— Texte source —
________________________________________

Belgique

Pisa 2025 : Valérie Glatigny déclare « Nous ne pouvons pas nous satisfaire d’être les ‘moins mauvais' »

La ministre de l’Éducation, Valérie Glatigny (MR), a réagi aux résultats de l’étude PISA 2025, soulignant que bien que la Fédération Wallonie-Bruxelles ait enregistré une baisse moins marquée que d’autres systèmes éducatifs, cela ne constitue pas une raison de se réjouir. Elle a insisté sur le fait que ces résultats demeurent insatisfaisants et ne doivent pas être interprétés à travers le prisme d’une moyenne internationale en déclin.

« Ne cachons pas la poussière sous le tapis : ce ne sont pas de bons résultats », a déclaré la ministre, qui dirige l’enseignement obligatoire depuis deux ans. Elle a ajouté : « Certes, nous baissons moins vite que d’autres systèmes éducatifs et nous atteignons désormais la moyenne de l’OCDE en sciences, mais je refuse que l’on définisse le progrès par le bas. Nous ne pouvons pas nous satisfaire d’être les ‘moins mauvais' ».

Les résultats de l’enquête PISA 2025 mettent en lumière les performances médiocres de l’enseignement francophone belge par rapport à d’autres pays développés. Bien que les élèves de la Fédération Wallonie-Bruxelles se situent autour de la moyenne de l’OCDE dans les domaines évalués – sciences, mathématiques et lecture – la ministre a souligné une tendance inquiétante : depuis 2018, les résultats ont chuté de 28 points en mathématiques, de 15 points en lecture et de 3 points en sciences.

________________________________________

— Données fournies —

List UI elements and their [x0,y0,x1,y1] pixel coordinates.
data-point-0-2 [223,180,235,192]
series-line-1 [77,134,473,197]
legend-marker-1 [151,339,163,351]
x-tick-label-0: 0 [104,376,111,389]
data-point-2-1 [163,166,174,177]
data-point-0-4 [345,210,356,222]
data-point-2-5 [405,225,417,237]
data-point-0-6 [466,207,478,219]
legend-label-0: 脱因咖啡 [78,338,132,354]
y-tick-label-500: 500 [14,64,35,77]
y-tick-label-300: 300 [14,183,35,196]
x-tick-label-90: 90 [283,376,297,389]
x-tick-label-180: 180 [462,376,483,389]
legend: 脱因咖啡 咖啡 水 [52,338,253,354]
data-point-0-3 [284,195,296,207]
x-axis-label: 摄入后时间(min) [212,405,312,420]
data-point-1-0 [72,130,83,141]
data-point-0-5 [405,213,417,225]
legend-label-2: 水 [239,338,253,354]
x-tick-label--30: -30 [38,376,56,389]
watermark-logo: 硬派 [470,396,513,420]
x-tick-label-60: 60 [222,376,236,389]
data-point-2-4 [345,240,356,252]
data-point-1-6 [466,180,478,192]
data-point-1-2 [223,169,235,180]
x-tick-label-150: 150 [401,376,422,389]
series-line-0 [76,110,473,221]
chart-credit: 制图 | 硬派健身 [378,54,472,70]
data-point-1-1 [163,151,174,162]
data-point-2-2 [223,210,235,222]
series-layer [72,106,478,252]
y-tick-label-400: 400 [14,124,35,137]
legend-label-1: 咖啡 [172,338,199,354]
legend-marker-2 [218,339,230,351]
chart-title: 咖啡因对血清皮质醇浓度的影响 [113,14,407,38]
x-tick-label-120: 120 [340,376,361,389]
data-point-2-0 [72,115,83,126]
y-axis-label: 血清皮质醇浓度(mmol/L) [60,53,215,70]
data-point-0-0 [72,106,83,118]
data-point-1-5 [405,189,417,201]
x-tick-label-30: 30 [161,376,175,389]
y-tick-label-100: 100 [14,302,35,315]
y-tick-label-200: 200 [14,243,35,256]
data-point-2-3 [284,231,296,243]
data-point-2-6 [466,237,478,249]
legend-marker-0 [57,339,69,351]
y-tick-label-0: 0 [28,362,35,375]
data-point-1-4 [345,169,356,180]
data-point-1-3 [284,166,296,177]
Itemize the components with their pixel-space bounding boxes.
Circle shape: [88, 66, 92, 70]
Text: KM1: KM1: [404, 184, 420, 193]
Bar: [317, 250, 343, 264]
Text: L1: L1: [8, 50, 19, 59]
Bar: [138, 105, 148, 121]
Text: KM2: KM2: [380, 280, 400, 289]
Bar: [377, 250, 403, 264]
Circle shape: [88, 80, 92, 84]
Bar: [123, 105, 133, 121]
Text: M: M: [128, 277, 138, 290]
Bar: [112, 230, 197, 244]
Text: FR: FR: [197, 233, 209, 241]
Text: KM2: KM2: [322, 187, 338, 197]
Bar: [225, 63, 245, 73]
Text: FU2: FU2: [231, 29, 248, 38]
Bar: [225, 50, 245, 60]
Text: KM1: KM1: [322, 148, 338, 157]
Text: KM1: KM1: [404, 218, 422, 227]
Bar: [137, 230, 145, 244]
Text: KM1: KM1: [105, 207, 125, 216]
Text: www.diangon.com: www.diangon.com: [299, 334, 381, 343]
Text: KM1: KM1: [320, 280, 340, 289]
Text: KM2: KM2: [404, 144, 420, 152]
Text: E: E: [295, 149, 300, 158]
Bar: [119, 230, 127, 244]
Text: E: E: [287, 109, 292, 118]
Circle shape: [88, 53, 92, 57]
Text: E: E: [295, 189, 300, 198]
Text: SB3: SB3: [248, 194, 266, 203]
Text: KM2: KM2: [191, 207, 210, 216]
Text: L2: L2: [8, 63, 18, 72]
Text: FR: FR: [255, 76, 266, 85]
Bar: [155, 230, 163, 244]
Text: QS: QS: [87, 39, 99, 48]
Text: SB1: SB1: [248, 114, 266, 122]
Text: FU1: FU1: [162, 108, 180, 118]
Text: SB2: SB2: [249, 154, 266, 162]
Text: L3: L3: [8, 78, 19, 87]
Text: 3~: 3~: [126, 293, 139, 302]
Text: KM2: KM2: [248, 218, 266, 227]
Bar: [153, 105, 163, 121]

________________________________________

— Consigne 1 —
Indiquez si chacune de ces affirmations concorde avec l’article sur PISA 2025 en répondant par oui ou non, avec les mots décisifs de l’article cités tels quels : (a) Valérie Glatigny dirige l’enseignement obligatoire depuis deux ans ; (b) depuis 2018, les résultats en lecture ont chuté de 28 points ; (c) la Fédération Wallonie-Bruxelles atteint désormais la moyenne de l’OCDE en mathématiques.
— Consigne 2 —
Recopiez le passage de l’article sur PISA 2025 qui commence à « La ministre de » et se termine à « internationale en déclin. ».
— Consigne 3 —
D’après l’article sur PISA 2025, quels sont les domaines évalués ?
Appuyez-vous uniquement sur l’article sur PISA 2025.

— Votre réponse 1 —
(a) Oui : « qui dirige l’enseignement obligatoire depuis deux ans ».
(b) Non : « de 15 points en lecture ».
(c) Non : « nous atteignons désormais la moyenne de l’OCDE en sciences ».

— Votre réponse 2 —
La ministre de l’Éducation, Valérie Glatigny (MR), a réagi aux résultats de l’étude PISA 2025, soulignant que bien que la Fédération Wallonie-Bruxelles ait enregistré une baisse moins marquée que d’autres systèmes éducatifs, cela ne constitue pas une raison de se réjouir. Elle a insisté sur le fait que ces résultats demeurent insatisfaisants et ne doivent pas être interprétés à travers le prisme d’une moyenne internationale en déclin.

— Votre réponse 3 —
Les sciences, les mathématiques et la lecture.